**TASK OBJECTIVE**
Please pull out every line that includes the string "ylabel".

* Start RECORD EXCERPTS *

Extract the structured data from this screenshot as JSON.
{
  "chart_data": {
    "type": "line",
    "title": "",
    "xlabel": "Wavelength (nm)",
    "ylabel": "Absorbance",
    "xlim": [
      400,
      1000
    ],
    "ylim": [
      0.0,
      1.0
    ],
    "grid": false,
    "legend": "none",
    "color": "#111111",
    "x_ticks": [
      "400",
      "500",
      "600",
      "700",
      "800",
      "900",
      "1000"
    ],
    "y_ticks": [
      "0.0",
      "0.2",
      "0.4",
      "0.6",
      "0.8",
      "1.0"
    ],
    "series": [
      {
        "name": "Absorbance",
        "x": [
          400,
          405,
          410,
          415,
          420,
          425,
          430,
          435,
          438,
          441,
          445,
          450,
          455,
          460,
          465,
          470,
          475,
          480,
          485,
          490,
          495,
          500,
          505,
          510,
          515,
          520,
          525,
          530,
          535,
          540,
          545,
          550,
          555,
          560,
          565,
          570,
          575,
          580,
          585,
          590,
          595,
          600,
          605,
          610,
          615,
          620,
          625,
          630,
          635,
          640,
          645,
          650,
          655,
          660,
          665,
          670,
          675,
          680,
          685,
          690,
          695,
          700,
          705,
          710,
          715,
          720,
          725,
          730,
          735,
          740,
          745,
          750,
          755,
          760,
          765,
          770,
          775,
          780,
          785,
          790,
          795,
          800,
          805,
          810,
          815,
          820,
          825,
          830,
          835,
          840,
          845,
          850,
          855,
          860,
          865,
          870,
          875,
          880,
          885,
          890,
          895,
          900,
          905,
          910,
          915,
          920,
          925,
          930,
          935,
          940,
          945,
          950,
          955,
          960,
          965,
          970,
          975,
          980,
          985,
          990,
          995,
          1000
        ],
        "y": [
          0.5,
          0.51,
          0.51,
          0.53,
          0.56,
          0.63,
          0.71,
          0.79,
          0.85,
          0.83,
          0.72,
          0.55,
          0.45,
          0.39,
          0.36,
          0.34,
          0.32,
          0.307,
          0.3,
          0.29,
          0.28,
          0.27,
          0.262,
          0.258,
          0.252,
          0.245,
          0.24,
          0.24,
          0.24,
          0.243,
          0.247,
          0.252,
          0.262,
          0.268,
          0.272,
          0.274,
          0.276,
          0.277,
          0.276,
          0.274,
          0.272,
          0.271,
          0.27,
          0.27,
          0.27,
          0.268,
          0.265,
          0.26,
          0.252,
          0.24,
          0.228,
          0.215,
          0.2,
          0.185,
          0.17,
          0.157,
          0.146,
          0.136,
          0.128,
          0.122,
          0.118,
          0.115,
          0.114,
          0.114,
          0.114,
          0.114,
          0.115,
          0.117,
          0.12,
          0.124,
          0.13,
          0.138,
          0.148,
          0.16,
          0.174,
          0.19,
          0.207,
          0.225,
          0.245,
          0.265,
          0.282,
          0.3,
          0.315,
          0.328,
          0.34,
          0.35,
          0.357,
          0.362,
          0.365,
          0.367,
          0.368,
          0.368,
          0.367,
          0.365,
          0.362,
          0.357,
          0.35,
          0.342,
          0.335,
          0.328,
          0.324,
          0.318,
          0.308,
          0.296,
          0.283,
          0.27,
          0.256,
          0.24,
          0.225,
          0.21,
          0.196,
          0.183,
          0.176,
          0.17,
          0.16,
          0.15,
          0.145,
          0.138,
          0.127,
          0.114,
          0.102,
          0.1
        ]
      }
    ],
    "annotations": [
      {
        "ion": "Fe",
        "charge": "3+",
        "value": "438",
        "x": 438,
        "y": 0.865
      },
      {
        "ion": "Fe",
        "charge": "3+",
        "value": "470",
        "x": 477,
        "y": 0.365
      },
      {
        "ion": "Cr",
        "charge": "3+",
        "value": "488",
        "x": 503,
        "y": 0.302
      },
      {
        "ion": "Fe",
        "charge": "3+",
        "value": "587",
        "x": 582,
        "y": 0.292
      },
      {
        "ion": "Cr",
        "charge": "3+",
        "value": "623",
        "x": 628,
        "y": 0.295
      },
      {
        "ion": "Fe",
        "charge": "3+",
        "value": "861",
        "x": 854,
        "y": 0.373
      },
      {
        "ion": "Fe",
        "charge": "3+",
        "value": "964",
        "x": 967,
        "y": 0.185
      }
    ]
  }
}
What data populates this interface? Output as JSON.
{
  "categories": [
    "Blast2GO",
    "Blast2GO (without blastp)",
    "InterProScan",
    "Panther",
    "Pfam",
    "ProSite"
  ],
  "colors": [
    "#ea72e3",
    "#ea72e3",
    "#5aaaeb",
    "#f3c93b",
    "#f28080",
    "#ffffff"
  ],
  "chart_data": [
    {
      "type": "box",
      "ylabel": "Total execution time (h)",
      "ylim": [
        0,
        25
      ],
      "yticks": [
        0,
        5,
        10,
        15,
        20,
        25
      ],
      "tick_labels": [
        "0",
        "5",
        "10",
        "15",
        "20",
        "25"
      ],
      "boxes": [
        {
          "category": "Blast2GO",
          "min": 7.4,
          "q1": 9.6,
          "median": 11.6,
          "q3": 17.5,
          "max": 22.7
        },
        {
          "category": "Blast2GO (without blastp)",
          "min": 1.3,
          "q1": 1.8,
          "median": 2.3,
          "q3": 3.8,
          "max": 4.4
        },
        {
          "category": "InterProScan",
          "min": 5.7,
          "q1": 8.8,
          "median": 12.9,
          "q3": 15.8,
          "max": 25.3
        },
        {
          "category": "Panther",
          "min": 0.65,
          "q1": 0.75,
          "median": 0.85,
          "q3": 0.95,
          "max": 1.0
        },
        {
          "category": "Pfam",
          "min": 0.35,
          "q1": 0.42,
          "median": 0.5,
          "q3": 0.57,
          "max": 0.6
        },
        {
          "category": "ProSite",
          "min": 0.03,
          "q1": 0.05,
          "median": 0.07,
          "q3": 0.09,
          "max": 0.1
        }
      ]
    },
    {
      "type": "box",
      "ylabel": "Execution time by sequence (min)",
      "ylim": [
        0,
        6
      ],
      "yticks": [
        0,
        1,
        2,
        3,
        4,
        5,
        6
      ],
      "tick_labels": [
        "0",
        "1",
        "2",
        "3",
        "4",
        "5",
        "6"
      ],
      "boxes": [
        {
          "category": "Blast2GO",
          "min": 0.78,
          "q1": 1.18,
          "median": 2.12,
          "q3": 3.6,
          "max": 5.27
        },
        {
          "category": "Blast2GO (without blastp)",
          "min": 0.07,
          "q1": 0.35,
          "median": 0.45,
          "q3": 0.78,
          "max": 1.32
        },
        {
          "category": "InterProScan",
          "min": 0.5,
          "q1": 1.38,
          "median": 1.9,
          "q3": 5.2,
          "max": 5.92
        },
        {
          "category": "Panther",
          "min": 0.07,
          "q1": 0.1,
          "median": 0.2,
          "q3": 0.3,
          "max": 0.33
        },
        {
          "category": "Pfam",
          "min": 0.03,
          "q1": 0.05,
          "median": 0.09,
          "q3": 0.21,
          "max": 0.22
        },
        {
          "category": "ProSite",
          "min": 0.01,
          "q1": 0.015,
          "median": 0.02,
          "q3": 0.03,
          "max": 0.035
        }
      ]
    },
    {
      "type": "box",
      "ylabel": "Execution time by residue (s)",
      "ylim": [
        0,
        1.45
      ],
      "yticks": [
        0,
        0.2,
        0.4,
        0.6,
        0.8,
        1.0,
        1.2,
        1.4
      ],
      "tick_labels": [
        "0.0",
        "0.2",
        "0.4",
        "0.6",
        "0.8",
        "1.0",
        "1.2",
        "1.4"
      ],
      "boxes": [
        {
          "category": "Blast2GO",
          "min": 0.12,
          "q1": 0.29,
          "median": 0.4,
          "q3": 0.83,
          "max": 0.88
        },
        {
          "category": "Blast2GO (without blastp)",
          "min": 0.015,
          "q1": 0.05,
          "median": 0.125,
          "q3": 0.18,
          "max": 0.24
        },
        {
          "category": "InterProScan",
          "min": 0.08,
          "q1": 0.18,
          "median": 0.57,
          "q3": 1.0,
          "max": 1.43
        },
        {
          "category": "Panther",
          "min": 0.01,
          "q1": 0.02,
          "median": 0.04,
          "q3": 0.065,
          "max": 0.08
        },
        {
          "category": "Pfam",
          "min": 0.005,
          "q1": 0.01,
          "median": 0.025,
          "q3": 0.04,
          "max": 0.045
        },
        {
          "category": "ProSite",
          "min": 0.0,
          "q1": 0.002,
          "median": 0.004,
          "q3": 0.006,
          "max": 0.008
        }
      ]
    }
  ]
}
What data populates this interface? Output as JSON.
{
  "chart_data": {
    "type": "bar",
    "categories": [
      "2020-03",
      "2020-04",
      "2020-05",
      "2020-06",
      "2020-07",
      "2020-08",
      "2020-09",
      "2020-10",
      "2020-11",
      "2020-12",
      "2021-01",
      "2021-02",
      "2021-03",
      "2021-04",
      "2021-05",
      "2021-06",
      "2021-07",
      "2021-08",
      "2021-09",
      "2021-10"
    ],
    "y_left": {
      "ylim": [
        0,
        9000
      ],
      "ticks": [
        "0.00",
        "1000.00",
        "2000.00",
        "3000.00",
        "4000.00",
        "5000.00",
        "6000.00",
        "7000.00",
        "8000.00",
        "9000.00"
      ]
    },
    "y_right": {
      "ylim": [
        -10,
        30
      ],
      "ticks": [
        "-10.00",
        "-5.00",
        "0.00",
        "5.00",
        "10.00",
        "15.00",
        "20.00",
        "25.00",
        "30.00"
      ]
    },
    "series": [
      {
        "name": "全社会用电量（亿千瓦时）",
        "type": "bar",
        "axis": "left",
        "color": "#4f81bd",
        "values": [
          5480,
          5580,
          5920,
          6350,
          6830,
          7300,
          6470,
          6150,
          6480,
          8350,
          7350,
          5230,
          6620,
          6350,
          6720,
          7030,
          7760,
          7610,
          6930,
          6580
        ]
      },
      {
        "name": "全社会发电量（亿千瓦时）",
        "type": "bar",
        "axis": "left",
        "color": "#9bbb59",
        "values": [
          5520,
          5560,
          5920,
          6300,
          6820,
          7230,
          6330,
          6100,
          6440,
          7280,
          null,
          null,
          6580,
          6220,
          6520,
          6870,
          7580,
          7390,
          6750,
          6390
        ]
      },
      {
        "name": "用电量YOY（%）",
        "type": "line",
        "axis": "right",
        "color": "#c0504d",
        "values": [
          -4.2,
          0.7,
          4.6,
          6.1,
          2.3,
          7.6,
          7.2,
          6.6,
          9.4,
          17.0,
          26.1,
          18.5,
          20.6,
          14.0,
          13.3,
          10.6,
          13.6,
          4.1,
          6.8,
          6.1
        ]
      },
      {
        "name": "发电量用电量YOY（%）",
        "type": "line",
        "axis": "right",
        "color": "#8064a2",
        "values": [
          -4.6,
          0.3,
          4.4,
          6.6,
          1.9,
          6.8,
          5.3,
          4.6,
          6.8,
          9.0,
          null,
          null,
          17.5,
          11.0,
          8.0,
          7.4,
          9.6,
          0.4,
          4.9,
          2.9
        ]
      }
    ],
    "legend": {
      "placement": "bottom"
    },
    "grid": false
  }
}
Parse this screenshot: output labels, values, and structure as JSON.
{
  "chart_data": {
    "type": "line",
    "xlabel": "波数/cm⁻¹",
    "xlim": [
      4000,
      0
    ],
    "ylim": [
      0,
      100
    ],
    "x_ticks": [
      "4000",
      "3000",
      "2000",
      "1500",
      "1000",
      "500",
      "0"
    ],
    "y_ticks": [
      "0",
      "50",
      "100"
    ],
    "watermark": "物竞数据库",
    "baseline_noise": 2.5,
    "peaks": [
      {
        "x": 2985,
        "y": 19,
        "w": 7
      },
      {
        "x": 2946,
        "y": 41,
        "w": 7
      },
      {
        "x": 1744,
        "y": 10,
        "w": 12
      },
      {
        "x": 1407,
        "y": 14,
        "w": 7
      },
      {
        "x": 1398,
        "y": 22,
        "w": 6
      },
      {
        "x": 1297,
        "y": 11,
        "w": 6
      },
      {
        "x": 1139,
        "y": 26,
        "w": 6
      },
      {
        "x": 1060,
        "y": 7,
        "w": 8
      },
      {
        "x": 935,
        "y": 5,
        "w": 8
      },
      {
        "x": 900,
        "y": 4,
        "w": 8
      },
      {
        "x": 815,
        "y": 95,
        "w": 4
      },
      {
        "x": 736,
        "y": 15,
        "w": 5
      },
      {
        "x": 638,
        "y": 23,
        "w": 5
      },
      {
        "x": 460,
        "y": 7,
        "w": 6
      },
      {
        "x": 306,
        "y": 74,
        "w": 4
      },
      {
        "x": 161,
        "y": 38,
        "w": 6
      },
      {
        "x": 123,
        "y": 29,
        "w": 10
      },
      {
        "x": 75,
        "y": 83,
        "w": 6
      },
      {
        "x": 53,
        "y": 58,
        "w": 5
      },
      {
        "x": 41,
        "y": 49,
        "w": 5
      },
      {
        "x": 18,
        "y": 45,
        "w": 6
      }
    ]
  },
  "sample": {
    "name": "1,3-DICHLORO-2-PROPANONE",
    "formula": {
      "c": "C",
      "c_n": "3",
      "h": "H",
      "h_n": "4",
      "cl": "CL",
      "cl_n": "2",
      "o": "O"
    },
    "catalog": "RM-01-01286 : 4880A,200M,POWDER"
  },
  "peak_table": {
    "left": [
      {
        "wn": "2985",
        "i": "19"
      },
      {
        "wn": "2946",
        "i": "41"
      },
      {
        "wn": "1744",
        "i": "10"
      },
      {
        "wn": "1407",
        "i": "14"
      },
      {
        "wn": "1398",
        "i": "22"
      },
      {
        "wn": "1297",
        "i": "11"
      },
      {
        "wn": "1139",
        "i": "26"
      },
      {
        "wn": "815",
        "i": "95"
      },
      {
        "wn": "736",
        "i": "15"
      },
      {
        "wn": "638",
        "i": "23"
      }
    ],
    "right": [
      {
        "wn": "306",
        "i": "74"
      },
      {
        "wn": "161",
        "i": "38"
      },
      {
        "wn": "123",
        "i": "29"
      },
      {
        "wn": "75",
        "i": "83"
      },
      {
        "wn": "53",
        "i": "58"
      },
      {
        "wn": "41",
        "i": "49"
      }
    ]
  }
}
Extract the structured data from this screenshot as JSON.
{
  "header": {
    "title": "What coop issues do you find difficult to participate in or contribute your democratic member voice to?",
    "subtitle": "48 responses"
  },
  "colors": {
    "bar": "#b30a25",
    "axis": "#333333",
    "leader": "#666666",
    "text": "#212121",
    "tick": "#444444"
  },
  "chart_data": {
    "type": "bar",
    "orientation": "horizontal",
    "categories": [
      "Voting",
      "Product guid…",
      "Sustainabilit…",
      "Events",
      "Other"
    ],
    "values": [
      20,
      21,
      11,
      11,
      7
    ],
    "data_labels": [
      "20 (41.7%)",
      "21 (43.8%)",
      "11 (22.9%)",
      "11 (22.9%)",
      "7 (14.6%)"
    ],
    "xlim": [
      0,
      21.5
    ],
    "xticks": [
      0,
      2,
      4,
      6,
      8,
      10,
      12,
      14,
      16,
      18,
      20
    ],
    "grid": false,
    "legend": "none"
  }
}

* End RECORD EXCERPTS *

**RESULT OF THIS TASK**
    "ylabel": "Absorbance",
      "ylabel": "Total execution time (h)",
      "ylabel": "Execution time by sequence (min)",
      "ylabel": "Execution time by residue (s)",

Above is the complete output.